Record set:
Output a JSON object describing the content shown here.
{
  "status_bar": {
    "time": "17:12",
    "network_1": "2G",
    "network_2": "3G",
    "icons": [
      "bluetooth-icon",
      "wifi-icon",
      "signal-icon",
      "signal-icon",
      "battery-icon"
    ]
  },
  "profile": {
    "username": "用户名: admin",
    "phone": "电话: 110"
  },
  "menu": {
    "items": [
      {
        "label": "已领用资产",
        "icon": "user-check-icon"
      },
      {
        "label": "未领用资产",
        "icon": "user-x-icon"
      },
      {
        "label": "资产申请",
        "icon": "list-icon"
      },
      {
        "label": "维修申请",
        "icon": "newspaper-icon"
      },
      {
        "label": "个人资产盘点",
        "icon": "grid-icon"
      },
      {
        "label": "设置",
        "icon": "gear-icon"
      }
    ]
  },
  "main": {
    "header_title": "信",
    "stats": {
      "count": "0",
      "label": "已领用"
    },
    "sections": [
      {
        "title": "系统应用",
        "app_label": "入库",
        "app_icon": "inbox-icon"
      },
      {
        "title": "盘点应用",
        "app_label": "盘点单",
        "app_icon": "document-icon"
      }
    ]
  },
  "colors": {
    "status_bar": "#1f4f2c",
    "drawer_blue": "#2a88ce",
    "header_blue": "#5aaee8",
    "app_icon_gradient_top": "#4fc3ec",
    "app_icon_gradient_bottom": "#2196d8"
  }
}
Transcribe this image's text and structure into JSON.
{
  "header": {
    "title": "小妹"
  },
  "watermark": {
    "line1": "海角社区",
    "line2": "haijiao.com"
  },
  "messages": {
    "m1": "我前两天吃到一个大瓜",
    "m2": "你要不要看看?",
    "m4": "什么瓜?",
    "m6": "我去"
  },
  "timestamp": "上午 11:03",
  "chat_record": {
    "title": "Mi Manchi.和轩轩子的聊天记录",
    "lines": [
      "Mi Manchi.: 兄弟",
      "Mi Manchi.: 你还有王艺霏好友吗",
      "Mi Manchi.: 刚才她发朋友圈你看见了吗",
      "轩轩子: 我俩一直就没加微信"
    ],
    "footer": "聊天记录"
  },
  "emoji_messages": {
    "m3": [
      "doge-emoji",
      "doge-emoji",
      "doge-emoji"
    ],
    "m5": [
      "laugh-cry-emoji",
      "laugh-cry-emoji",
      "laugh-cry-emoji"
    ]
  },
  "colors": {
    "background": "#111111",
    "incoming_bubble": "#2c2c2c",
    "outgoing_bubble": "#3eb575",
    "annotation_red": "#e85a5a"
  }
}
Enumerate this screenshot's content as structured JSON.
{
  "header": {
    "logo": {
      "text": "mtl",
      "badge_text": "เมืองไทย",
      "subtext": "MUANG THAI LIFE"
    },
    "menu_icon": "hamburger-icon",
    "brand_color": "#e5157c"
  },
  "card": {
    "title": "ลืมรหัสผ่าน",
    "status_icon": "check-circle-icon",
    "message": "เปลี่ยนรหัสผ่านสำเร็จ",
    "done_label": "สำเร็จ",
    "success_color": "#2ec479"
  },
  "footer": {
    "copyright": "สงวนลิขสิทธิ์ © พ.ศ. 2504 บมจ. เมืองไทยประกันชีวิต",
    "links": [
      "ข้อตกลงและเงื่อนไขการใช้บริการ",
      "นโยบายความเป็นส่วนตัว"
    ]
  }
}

What the task asks: Collect, from the material above, every line containing the word "this".

Task answer:
Transcribe this image's text and structure into JSON.
Enumerate this screenshot's content as structured JSON.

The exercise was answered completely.